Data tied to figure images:
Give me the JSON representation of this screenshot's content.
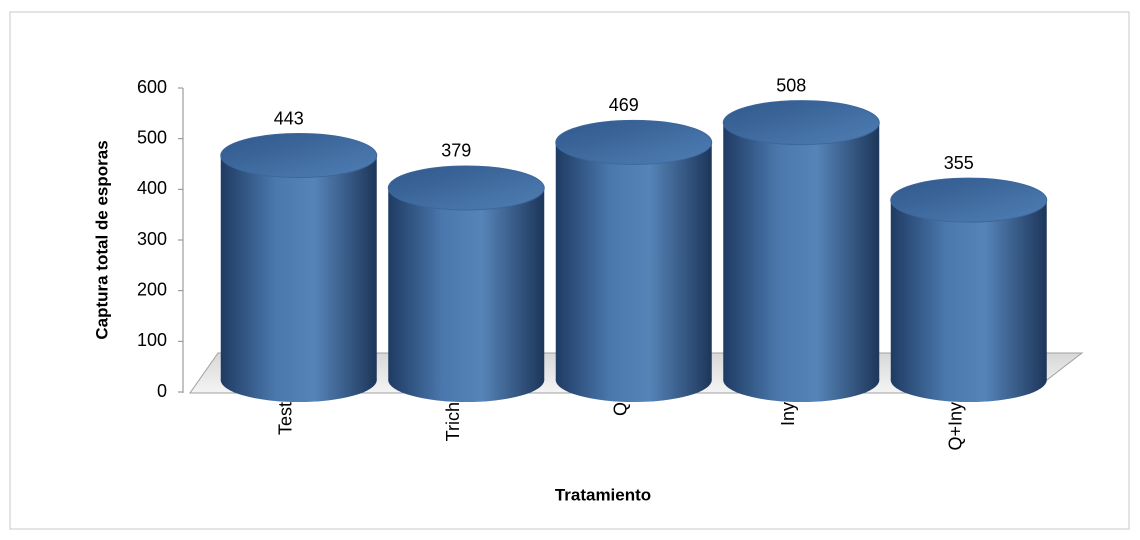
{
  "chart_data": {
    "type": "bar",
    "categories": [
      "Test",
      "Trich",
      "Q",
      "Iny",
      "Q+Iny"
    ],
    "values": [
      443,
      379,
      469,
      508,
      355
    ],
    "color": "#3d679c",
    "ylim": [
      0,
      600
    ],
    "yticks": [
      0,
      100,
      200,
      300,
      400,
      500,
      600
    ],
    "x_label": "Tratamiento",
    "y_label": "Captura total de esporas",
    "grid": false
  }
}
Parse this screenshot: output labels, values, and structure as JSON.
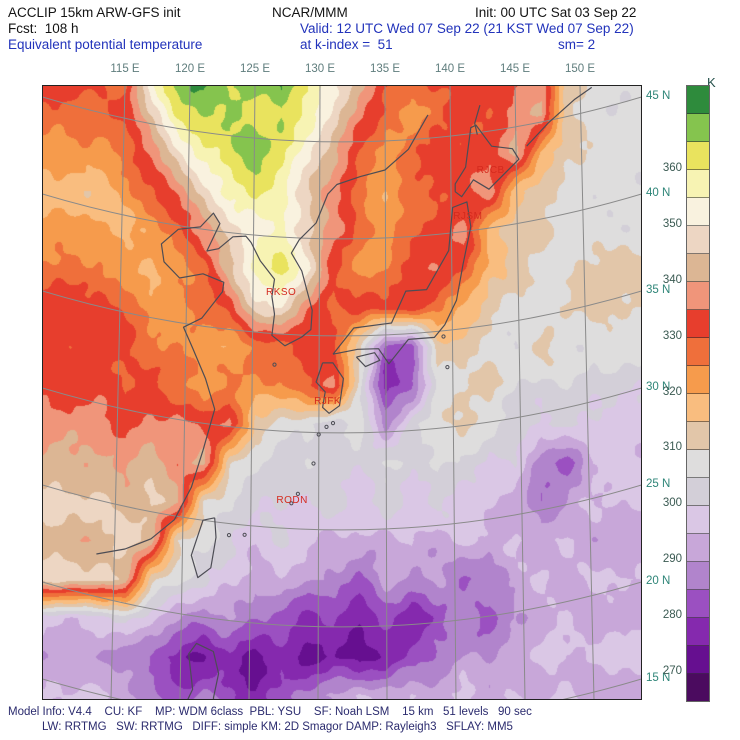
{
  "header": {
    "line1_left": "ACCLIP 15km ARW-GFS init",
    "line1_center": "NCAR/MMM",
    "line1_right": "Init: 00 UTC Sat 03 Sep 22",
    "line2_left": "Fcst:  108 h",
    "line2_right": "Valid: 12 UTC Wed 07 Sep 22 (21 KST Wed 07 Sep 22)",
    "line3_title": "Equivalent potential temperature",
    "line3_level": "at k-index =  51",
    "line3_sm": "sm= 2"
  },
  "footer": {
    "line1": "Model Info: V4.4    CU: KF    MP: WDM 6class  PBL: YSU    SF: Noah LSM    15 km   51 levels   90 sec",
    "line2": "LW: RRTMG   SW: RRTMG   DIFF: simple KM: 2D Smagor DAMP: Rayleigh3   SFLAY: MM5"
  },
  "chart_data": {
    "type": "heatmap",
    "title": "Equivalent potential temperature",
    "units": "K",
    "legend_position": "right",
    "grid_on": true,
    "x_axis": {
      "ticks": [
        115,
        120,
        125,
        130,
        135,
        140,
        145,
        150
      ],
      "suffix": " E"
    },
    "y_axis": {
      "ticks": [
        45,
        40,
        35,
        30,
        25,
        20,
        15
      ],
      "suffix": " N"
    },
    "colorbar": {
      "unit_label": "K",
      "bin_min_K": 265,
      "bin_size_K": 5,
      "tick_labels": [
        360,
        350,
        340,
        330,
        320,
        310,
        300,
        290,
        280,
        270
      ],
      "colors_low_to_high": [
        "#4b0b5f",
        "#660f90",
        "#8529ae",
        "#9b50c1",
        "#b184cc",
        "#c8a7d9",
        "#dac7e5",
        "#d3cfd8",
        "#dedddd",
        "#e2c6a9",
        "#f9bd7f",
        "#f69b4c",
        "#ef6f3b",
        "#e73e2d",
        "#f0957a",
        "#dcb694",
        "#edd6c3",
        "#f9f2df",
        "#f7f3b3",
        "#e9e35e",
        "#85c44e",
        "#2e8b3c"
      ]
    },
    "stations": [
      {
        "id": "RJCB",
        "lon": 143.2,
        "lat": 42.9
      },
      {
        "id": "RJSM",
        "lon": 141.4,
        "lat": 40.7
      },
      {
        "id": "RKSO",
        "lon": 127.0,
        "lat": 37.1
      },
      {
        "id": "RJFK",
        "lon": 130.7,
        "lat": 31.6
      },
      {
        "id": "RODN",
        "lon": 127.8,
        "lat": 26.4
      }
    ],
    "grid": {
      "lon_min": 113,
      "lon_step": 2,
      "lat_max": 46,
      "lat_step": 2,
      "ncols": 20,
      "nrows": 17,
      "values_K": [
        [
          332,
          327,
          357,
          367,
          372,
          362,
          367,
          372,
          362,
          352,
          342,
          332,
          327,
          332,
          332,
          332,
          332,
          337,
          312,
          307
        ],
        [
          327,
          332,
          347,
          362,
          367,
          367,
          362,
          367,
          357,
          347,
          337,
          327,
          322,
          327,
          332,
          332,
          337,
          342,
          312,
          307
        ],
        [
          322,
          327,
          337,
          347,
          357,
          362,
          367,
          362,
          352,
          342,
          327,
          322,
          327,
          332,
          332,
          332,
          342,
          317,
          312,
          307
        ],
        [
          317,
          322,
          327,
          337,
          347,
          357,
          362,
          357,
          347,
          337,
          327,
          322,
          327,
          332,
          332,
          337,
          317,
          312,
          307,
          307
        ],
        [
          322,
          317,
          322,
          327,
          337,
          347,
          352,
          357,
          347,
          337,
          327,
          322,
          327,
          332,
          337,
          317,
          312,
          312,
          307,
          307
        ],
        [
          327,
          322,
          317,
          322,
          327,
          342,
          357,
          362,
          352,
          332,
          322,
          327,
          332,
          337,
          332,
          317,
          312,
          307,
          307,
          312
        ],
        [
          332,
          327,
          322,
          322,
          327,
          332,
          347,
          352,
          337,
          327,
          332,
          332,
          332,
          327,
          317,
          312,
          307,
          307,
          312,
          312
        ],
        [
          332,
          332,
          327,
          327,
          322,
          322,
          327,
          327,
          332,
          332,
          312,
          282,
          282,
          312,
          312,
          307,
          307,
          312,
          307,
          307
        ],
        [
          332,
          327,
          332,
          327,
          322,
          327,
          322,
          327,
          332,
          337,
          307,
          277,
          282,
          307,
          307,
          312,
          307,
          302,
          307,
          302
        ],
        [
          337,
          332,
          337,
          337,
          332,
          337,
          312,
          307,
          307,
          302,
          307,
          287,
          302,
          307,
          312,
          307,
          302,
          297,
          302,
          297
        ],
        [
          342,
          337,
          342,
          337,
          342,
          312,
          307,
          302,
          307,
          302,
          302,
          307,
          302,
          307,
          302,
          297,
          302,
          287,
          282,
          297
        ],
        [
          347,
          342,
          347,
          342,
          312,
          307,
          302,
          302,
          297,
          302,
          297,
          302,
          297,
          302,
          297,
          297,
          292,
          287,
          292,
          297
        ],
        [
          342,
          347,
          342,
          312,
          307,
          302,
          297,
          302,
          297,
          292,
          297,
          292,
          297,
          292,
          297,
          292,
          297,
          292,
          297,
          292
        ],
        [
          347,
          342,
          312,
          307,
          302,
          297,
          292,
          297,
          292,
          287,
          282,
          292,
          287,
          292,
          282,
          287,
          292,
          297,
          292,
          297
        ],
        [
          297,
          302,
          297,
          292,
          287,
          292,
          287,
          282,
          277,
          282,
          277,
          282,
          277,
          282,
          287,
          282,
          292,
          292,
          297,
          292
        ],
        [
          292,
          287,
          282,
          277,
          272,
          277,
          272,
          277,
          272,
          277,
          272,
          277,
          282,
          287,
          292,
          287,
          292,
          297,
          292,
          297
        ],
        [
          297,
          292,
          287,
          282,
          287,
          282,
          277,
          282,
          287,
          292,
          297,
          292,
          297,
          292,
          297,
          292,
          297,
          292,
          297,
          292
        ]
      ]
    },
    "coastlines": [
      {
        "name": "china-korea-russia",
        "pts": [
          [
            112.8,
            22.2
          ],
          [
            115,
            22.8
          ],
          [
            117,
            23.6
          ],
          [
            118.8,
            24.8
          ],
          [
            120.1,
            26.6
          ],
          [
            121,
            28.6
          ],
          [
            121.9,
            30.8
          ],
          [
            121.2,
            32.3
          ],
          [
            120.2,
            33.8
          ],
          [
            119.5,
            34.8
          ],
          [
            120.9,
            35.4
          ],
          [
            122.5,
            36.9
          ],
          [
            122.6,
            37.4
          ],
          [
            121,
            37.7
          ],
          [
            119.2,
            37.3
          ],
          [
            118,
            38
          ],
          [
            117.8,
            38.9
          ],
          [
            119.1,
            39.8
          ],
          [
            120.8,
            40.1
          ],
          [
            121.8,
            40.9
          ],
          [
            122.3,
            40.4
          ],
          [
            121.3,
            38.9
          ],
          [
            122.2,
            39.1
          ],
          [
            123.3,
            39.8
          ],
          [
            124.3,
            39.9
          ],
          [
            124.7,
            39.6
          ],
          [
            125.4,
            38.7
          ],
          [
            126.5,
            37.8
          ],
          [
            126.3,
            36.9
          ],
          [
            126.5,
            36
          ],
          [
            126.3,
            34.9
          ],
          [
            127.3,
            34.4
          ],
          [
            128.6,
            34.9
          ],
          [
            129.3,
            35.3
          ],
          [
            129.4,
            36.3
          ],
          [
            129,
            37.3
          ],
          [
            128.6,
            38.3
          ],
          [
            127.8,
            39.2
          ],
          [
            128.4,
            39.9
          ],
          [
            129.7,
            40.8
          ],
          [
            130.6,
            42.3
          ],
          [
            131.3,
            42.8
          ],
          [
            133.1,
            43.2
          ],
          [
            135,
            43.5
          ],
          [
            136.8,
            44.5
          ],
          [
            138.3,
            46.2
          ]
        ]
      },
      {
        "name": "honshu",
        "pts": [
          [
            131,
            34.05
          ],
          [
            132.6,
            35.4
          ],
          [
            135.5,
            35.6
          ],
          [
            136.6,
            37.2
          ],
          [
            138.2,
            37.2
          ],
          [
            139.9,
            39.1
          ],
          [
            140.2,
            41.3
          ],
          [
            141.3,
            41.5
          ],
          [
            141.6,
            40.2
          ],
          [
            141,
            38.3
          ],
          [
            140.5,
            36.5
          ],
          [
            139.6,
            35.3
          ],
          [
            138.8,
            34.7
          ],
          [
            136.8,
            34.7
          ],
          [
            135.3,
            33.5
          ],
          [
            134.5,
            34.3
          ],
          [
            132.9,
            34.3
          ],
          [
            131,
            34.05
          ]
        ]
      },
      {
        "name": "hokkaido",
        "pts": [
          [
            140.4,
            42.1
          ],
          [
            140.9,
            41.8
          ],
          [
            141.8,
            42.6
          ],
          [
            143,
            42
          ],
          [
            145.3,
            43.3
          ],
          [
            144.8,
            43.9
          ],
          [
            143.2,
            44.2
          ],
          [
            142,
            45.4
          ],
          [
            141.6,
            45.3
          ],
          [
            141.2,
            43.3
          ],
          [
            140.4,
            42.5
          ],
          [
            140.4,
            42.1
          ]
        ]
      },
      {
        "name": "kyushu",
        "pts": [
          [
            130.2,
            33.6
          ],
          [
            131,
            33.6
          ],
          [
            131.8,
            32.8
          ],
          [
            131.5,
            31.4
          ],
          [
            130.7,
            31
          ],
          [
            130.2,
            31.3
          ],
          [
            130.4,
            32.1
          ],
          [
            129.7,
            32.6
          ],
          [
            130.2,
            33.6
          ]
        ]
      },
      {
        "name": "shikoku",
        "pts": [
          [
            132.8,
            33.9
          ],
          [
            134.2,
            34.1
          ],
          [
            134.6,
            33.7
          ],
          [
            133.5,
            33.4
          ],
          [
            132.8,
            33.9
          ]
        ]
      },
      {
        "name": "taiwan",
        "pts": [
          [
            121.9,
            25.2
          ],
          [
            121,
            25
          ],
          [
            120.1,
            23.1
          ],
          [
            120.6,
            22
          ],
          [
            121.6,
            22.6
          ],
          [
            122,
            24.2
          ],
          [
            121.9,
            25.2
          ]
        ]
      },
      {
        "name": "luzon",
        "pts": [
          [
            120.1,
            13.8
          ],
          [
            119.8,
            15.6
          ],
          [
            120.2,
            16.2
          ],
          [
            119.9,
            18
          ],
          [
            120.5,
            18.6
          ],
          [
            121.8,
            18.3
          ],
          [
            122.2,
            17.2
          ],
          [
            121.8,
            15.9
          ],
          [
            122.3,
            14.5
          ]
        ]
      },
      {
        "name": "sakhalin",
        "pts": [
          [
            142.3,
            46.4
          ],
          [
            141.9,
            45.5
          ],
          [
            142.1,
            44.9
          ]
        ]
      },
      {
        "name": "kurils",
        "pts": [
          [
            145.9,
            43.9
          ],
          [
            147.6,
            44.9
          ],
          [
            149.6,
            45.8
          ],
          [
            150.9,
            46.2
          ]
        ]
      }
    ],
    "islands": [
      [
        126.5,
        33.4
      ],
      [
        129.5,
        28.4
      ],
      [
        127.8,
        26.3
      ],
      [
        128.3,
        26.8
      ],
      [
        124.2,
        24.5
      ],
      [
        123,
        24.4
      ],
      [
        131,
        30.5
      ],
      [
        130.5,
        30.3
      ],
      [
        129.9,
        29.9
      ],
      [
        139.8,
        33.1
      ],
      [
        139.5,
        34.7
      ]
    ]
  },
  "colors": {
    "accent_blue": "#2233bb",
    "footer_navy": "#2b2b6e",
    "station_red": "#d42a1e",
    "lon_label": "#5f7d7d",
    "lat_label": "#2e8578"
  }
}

**WHAT THE TASK ASKS:** Look through the records and gather every line containing "potential".

**RESPONSE TO THE TASK:**
    "line3_title": "Equivalent potential temperature",
    "title": "Equivalent potential temperature",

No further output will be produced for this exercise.